### [GOAL]
Return the full listing exactly as it is written.

++++++++++

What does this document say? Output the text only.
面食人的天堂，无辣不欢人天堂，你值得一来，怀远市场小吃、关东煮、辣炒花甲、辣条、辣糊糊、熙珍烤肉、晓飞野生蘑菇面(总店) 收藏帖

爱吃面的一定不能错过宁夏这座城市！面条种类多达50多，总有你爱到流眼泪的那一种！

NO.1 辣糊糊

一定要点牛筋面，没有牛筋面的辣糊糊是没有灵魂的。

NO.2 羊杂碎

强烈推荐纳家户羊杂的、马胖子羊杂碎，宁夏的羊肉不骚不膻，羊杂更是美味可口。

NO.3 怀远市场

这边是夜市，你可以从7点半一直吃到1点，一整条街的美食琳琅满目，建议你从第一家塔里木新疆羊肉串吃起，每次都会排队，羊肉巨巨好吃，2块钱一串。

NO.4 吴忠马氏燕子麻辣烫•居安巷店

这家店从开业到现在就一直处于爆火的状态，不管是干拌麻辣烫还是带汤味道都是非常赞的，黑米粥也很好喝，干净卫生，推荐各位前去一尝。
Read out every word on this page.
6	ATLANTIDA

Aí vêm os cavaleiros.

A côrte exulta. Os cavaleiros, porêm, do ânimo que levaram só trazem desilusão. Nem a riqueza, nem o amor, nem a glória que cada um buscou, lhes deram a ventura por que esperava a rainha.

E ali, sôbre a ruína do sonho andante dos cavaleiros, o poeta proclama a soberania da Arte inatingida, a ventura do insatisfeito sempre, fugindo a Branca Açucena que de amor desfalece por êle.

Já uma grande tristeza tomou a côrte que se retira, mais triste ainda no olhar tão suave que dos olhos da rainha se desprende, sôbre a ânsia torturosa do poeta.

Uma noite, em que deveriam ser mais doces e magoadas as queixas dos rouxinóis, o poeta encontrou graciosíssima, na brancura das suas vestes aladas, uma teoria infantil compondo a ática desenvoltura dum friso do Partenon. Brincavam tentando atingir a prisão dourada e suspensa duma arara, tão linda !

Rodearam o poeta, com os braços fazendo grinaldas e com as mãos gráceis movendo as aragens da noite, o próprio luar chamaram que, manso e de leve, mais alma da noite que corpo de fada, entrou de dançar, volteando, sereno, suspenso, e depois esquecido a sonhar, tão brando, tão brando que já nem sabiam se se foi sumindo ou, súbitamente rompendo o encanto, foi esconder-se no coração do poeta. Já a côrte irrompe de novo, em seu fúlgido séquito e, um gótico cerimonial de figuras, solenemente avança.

++++++++++

### [RESULT OF THIS EXERCISE]
What does this document say? Output the text only.
面食人的天堂，无辣不欢人天堂，你值得一来，怀远市场小吃、关东煮、辣炒花甲、辣条、辣糊糊、熙珍烤肉、晓飞野生蘑菇面(总店) 收藏帖

爱吃面的一定不能错过宁夏这座城市！面条种类多达50多，总有你爱到流眼泪的那一种！

NO.1 辣糊糊

一定要点牛筋面，没有牛筋面的辣糊糊是没有灵魂的。

NO.2 羊杂碎

强烈推荐纳家户羊杂的、马胖子羊杂碎，宁夏的羊肉不骚不膻，羊杂更是美味可口。

NO.3 怀远市场

这边是夜市，你可以从7点半一直吃到1点，一整条街的美食琳琅满目，建议你从第一家塔里木新疆羊肉串吃起，每次都会排队，羊肉巨巨好吃，2块钱一串。

NO.4 吴忠马氏燕子麻辣烫•居安巷店

这家店从开业到现在就一直处于爆火的状态，不管是干拌麻辣烫还是带汤味道都是非常赞的，黑米粥也很好喝，干净卫生，推荐各位前去一尝。
Read out every word on this page.
6	ATLANTIDA

Aí vêm os cavaleiros.

A côrte exulta. Os cavaleiros, porêm, do ânimo que levaram só trazem desilusão. Nem a riqueza, nem o amor, nem a glória que cada um buscou, lhes deram a ventura por que esperava a rainha.

E ali, sôbre a ruína do sonho andante dos cavaleiros, o poeta proclama a soberania da Arte inatingida, a ventura do insatisfeito sempre, fugindo a Branca Açucena que de amor desfalece por êle.

Já uma grande tristeza tomou a côrte que se retira, mais triste ainda no olhar tão suave que dos olhos da rainha se desprende, sôbre a ânsia torturosa do poeta.

Uma noite, em que deveriam ser mais doces e magoadas as queixas dos rouxinóis, o poeta encontrou graciosíssima, na brancura das suas vestes aladas, uma teoria infantil compondo a ática desenvoltura dum friso do Partenon. Brincavam tentando atingir a prisão dourada e suspensa duma arara, tão linda !

Rodearam o poeta, com os braços fazendo grinaldas e com as mãos gráceis movendo as aragens da noite, o próprio luar chamaram que, manso e de leve, mais alma da noite que corpo de fada, entrou de dançar, volteando, sereno, suspenso, e depois esquecido a sonhar, tão brando, tão brando que já nem sabiam se se foi sumindo ou, súbitamente rompendo o encanto, foi esconder-se no coração do poeta. Já a côrte irrompe de novo, em seu fúlgido séquito e, um gótico cerimonial de figuras, solenemente avança.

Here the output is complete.